### SHORT EXERCISE:
Would you retype all of these records exactly?

### DATA PROVIDED:

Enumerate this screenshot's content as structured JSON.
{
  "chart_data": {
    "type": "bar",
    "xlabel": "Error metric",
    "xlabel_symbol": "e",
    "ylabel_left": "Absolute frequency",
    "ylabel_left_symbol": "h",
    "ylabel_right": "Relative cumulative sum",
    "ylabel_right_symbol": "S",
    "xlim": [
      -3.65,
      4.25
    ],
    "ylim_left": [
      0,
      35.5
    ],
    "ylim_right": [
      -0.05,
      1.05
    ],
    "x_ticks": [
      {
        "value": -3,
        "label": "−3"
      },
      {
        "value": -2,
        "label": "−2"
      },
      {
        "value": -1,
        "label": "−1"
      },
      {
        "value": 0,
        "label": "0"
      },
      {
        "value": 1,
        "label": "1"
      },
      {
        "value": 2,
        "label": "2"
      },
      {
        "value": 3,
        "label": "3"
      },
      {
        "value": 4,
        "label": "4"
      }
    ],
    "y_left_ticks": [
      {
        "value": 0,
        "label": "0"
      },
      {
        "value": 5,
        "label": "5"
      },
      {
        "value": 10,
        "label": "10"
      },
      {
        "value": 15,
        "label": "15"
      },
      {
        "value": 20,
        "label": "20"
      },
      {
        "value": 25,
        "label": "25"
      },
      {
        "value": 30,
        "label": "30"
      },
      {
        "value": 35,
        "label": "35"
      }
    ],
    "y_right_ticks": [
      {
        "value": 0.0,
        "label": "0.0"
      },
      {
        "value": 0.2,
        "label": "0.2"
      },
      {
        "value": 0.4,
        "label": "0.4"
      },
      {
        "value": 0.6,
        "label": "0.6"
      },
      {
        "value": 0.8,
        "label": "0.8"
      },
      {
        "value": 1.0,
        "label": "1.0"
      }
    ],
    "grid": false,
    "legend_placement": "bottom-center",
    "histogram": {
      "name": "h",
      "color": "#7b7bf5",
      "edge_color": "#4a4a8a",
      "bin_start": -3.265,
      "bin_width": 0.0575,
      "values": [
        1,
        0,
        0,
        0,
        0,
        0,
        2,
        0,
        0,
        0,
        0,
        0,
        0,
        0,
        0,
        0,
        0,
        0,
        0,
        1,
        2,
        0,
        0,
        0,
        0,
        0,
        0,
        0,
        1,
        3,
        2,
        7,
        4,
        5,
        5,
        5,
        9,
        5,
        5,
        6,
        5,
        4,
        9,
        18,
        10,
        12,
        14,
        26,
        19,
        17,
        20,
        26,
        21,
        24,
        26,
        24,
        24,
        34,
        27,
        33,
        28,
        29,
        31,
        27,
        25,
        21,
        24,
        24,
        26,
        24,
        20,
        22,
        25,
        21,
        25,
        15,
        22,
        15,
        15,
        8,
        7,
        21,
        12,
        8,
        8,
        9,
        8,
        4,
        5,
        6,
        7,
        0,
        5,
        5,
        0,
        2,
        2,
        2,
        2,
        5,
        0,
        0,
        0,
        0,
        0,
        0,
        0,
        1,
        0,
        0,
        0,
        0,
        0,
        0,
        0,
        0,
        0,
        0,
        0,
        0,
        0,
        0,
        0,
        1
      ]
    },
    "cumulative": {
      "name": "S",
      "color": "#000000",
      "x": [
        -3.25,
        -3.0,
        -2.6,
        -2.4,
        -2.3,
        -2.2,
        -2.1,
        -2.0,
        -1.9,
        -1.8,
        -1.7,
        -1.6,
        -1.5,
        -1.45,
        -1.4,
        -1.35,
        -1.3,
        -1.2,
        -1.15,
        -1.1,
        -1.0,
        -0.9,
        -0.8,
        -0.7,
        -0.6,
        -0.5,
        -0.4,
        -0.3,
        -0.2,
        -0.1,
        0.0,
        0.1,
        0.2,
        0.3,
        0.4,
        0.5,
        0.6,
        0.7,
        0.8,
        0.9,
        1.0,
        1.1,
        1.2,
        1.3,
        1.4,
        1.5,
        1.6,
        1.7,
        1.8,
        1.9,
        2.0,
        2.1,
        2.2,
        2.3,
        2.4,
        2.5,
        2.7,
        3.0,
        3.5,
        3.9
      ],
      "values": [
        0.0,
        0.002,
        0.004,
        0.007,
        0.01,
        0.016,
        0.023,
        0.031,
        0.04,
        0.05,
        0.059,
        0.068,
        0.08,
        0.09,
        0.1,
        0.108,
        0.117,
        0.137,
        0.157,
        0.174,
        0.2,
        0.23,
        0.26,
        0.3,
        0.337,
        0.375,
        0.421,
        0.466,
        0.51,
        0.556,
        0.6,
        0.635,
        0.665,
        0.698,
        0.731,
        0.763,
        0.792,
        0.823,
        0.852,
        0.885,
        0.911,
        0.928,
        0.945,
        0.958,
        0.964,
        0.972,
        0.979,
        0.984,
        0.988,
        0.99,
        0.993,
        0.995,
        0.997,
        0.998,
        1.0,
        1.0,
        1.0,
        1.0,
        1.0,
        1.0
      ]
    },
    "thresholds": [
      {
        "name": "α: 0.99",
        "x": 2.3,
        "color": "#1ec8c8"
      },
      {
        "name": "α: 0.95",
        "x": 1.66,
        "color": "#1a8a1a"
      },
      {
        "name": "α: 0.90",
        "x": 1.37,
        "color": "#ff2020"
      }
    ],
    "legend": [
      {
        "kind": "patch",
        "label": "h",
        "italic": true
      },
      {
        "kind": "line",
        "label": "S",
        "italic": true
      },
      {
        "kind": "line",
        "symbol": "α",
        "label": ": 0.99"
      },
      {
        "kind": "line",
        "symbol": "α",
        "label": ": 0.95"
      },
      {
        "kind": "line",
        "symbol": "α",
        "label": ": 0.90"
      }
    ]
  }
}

### WRITTEN ANSWER:
Enumerate this screenshot's content as structured JSON.
{
  "chart_data": {
    "type": "bar",
    "xlabel": "Error metric",
    "xlabel_symbol": "e",
    "ylabel_left": "Absolute frequency",
    "ylabel_left_symbol": "h",
    "ylabel_right": "Relative cumulative sum",
    "ylabel_right_symbol": "S",
    "xlim": [
      -3.65,
      4.25
    ],
    "ylim_left": [
      0,
      35.5
    ],
    "ylim_right": [
      -0.05,
      1.05
    ],
    "x_ticks": [
      {
        "value": -3,
        "label": "−3"
      },
      {
        "value": -2,
        "label": "−2"
      },
      {
        "value": -1,
        "label": "−1"
      },
      {
        "value": 0,
        "label": "0"
      },
      {
        "value": 1,
        "label": "1"
      },
      {
        "value": 2,
        "label": "2"
      },
      {
        "value": 3,
        "label": "3"
      },
      {
        "value": 4,
        "label": "4"
      }
    ],
    "y_left_ticks": [
      {
        "value": 0,
        "label": "0"
      },
      {
        "value": 5,
        "label": "5"
      },
      {
        "value": 10,
        "label": "10"
      },
      {
        "value": 15,
        "label": "15"
      },
      {
        "value": 20,
        "label": "20"
      },
      {
        "value": 25,
        "label": "25"
      },
      {
        "value": 30,
        "label": "30"
      },
      {
        "value": 35,
        "label": "35"
      }
    ],
    "y_right_ticks": [
      {
        "value": 0.0,
        "label": "0.0"
      },
      {
        "value": 0.2,
        "label": "0.2"
      },
      {
        "value": 0.4,
        "label": "0.4"
      },
      {
        "value": 0.6,
        "label": "0.6"
      },
      {
        "value": 0.8,
        "label": "0.8"
      },
      {
        "value": 1.0,
        "label": "1.0"
      }
    ],
    "grid": false,
    "legend_placement": "bottom-center",
    "histogram": {
      "name": "h",
      "color": "#7b7bf5",
      "edge_color": "#4a4a8a",
      "bin_start": -3.265,
      "bin_width": 0.0575,
      "values": [
        1,
        0,
        0,
        0,
        0,
        0,
        2,
        0,
        0,
        0,
        0,
        0,
        0,
        0,
        0,
        0,
        0,
        0,
        0,
        1,
        2,
        0,
        0,
        0,
        0,
        0,
        0,
        0,
        1,
        3,
        2,
        7,
        4,
        5,
        5,
        5,
        9,
        5,
        5,
        6,
        5,
        4,
        9,
        18,
        10,
        12,
        14,
        26,
        19,
        17,
        20,
        26,
        21,
        24,
        26,
        24,
        24,
        34,
        27,
        33,
        28,
        29,
        31,
        27,
        25,
        21,
        24,
        24,
        26,
        24,
        20,
        22,
        25,
        21,
        25,
        15,
        22,
        15,
        15,
        8,
        7,
        21,
        12,
        8,
        8,
        9,
        8,
        4,
        5,
        6,
        7,
        0,
        5,
        5,
        0,
        2,
        2,
        2,
        2,
        5,
        0,
        0,
        0,
        0,
        0,
        0,
        0,
        1,
        0,
        0,
        0,
        0,
        0,
        0,
        0,
        0,
        0,
        0,
        0,
        0,
        0,
        0,
        0,
        1
      ]
    },
    "cumulative": {
      "name": "S",
      "color": "#000000",
      "x": [
        -3.25,
        -3.0,
        -2.6,
        -2.4,
        -2.3,
        -2.2,
        -2.1,
        -2.0,
        -1.9,
        -1.8,
        -1.7,
        -1.6,
        -1.5,
        -1.45,
        -1.4,
        -1.35,
        -1.3,
        -1.2,
        -1.15,
        -1.1,
        -1.0,
        -0.9,
        -0.8,
        -0.7,
        -0.6,
        -0.5,
        -0.4,
        -0.3,
        -0.2,
        -0.1,
        0.0,
        0.1,
        0.2,
        0.3,
        0.4,
        0.5,
        0.6,
        0.7,
        0.8,
        0.9,
        1.0,
        1.1,
        1.2,
        1.3,
        1.4,
        1.5,
        1.6,
        1.7,
        1.8,
        1.9,
        2.0,
        2.1,
        2.2,
        2.3,
        2.4,
        2.5,
        2.7,
        3.0,
        3.5,
        3.9
      ],
      "values": [
        0.0,
        0.002,
        0.004,
        0.007,
        0.01,
        0.016,
        0.023,
        0.031,
        0.04,
        0.05,
        0.059,
        0.068,
        0.08,
        0.09,
        0.1,
        0.108,
        0.117,
        0.137,
        0.157,
        0.174,
        0.2,
        0.23,
        0.26,
        0.3,
        0.337,
        0.375,
        0.421,
        0.466,
        0.51,
        0.556,
        0.6,
        0.635,
        0.665,
        0.698,
        0.731,
        0.763,
        0.792,
        0.823,
        0.852,
        0.885,
        0.911,
        0.928,
        0.945,
        0.958,
        0.964,
        0.972,
        0.979,
        0.984,
        0.988,
        0.99,
        0.993,
        0.995,
        0.997,
        0.998,
        1.0,
        1.0,
        1.0,
        1.0,
        1.0,
        1.0
      ]
    },
    "thresholds": [
      {
        "name": "α: 0.99",
        "x": 2.3,
        "color": "#1ec8c8"
      },
      {
        "name": "α: 0.95",
        "x": 1.66,
        "color": "#1a8a1a"
      },
      {
        "name": "α: 0.90",
        "x": 1.37,
        "color": "#ff2020"
      }
    ],
    "legend": [
      {
        "kind": "patch",
        "label": "h",
        "italic": true
      },
      {
        "kind": "line",
        "label": "S",
        "italic": true
      },
      {
        "kind": "line",
        "symbol": "α",
        "label": ": 0.99"
      },
      {
        "kind": "line",
        "symbol": "α",
        "label": ": 0.95"
      },
      {
        "kind": "line",
        "symbol": "α",
        "label": ": 0.90"
      }
    ]
  }
}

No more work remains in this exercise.